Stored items
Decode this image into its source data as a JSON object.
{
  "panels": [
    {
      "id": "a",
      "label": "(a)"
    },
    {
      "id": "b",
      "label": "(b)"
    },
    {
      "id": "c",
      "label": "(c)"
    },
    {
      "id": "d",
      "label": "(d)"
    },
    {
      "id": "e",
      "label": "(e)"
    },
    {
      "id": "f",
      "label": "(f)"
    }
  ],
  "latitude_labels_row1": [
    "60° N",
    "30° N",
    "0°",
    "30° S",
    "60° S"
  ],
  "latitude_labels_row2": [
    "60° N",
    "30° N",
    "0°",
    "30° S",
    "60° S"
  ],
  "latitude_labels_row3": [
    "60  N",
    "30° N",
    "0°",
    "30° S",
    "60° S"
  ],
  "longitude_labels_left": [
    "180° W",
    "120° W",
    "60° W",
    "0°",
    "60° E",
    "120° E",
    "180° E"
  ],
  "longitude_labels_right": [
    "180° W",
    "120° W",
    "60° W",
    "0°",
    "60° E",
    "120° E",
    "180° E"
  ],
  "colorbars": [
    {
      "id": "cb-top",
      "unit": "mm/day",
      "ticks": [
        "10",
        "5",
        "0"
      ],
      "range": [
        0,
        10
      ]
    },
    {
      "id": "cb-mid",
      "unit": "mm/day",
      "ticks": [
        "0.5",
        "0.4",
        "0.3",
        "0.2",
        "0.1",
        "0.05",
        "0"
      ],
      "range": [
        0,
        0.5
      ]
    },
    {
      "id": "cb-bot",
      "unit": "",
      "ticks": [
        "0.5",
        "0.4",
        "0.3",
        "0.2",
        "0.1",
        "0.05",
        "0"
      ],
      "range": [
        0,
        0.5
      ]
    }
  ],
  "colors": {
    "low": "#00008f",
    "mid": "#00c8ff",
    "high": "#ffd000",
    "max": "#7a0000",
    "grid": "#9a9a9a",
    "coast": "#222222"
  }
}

_What to produce_. The records above must be output exactly, in full.

_Solution for this exercise_.
Decode this image into its source data as a JSON object.
{
  "panels": [
    {
      "id": "a",
      "label": "(a)"
    },
    {
      "id": "b",
      "label": "(b)"
    },
    {
      "id": "c",
      "label": "(c)"
    },
    {
      "id": "d",
      "label": "(d)"
    },
    {
      "id": "e",
      "label": "(e)"
    },
    {
      "id": "f",
      "label": "(f)"
    }
  ],
  "latitude_labels_row1": [
    "60° N",
    "30° N",
    "0°",
    "30° S",
    "60° S"
  ],
  "latitude_labels_row2": [
    "60° N",
    "30° N",
    "0°",
    "30° S",
    "60° S"
  ],
  "latitude_labels_row3": [
    "60  N",
    "30° N",
    "0°",
    "30° S",
    "60° S"
  ],
  "longitude_labels_left": [
    "180° W",
    "120° W",
    "60° W",
    "0°",
    "60° E",
    "120° E",
    "180° E"
  ],
  "longitude_labels_right": [
    "180° W",
    "120° W",
    "60° W",
    "0°",
    "60° E",
    "120° E",
    "180° E"
  ],
  "colorbars": [
    {
      "id": "cb-top",
      "unit": "mm/day",
      "ticks": [
        "10",
        "5",
        "0"
      ],
      "range": [
        0,
        10
      ]
    },
    {
      "id": "cb-mid",
      "unit": "mm/day",
      "ticks": [
        "0.5",
        "0.4",
        "0.3",
        "0.2",
        "0.1",
        "0.05",
        "0"
      ],
      "range": [
        0,
        0.5
      ]
    },
    {
      "id": "cb-bot",
      "unit": "",
      "ticks": [
        "0.5",
        "0.4",
        "0.3",
        "0.2",
        "0.1",
        "0.05",
        "0"
      ],
      "range": [
        0,
        0.5
      ]
    }
  ],
  "colors": {
    "low": "#00008f",
    "mid": "#00c8ff",
    "high": "#ffd000",
    "max": "#7a0000",
    "grid": "#9a9a9a",
    "coast": "#222222"
  }
}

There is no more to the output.